Set problem: Copy out every record below, word for word.

Material for this exercise:
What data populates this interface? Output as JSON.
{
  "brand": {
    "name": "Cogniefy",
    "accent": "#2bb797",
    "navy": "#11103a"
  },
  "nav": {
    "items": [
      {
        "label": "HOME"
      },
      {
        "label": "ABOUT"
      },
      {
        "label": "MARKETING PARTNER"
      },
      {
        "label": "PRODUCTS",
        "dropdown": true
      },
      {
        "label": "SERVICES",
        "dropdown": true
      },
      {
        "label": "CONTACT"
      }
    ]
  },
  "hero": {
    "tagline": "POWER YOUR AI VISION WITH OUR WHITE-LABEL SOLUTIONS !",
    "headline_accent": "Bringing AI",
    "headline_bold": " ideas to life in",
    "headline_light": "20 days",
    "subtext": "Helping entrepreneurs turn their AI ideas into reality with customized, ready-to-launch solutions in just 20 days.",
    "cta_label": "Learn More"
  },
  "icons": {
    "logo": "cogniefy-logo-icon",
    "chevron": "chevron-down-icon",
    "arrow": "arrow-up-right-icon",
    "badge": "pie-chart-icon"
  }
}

Solution to the problem:
What data populates this interface? Output as JSON.
{
  "brand": {
    "name": "Cogniefy",
    "accent": "#2bb797",
    "navy": "#11103a"
  },
  "nav": {
    "items": [
      {
        "label": "HOME"
      },
      {
        "label": "ABOUT"
      },
      {
        "label": "MARKETING PARTNER"
      },
      {
        "label": "PRODUCTS",
        "dropdown": true
      },
      {
        "label": "SERVICES",
        "dropdown": true
      },
      {
        "label": "CONTACT"
      }
    ]
  },
  "hero": {
    "tagline": "POWER YOUR AI VISION WITH OUR WHITE-LABEL SOLUTIONS !",
    "headline_accent": "Bringing AI",
    "headline_bold": " ideas to life in",
    "headline_light": "20 days",
    "subtext": "Helping entrepreneurs turn their AI ideas into reality with customized, ready-to-launch solutions in just 20 days.",
    "cta_label": "Learn More"
  },
  "icons": {
    "logo": "cogniefy-logo-icon",
    "chevron": "chevron-down-icon",
    "arrow": "arrow-up-right-icon",
    "badge": "pie-chart-icon"
  }
}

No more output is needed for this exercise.